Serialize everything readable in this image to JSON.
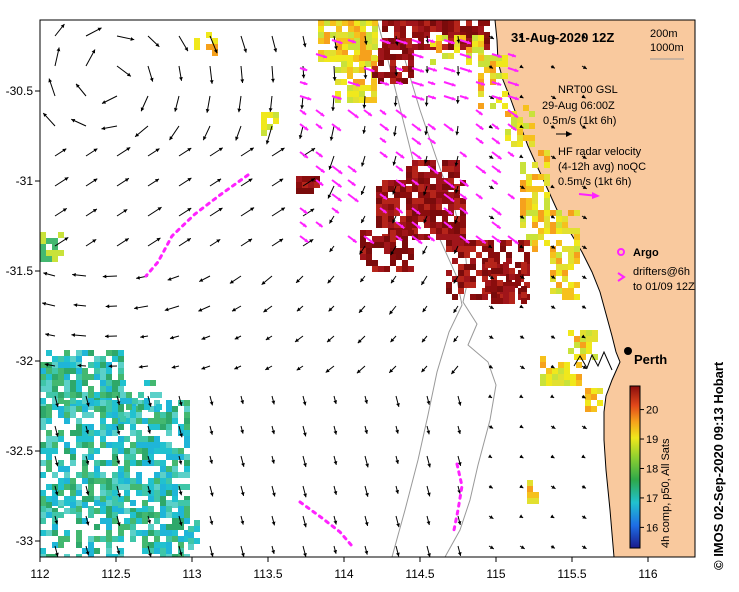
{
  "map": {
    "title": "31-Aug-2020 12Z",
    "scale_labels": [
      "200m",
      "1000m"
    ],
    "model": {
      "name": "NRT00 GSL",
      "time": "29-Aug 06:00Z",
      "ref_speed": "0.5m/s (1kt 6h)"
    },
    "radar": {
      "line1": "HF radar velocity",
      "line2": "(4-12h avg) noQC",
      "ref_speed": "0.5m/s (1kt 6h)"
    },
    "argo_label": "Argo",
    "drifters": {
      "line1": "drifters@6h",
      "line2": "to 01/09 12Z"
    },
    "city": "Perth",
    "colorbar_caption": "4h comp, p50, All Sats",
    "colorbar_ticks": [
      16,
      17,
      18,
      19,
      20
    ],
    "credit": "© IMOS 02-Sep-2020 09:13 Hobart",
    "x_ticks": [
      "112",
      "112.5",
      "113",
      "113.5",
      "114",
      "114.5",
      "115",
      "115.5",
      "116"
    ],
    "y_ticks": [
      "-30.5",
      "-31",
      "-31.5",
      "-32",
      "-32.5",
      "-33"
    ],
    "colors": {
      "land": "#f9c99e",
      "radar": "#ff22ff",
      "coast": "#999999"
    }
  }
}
^^^^^^^^^^^^^^^^
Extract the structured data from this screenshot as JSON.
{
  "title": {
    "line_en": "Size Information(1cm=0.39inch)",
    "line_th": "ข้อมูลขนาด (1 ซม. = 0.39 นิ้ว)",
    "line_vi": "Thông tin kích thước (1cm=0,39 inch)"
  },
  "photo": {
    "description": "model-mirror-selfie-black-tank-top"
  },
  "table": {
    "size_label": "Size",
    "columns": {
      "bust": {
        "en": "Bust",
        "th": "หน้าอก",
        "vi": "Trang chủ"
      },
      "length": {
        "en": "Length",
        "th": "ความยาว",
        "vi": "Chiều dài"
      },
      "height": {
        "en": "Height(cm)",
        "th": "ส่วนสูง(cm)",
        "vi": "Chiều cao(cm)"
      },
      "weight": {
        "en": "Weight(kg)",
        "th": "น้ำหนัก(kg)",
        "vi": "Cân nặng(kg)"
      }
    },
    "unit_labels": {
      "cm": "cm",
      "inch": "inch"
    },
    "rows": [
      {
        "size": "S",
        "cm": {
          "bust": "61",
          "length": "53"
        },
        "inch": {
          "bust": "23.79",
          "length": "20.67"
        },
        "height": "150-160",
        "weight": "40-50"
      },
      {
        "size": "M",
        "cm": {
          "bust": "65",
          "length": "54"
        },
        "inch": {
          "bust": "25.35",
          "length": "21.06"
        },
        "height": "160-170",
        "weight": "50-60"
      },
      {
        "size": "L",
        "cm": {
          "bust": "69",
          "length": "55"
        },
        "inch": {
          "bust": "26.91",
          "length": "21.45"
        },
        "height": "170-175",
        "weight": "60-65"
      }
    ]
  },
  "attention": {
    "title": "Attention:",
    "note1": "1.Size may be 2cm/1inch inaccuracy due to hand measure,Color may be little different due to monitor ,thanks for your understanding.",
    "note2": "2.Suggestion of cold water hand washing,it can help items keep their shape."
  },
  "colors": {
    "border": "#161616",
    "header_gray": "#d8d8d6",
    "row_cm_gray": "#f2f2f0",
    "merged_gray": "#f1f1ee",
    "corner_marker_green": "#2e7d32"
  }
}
^^^^^^^^^^^^^^^^
## WHAT IS BEING ASKED
Gather all lines with the string "hand" from the data.

## COMPLETE ANSWER
    "note1": "1.Size may be 2cm/1inch inaccuracy due to hand measure,Color may be little different due to monitor ,thanks for your understanding.",
    "note2": "2.Suggestion of cold water hand washing,it can help items keep their shape."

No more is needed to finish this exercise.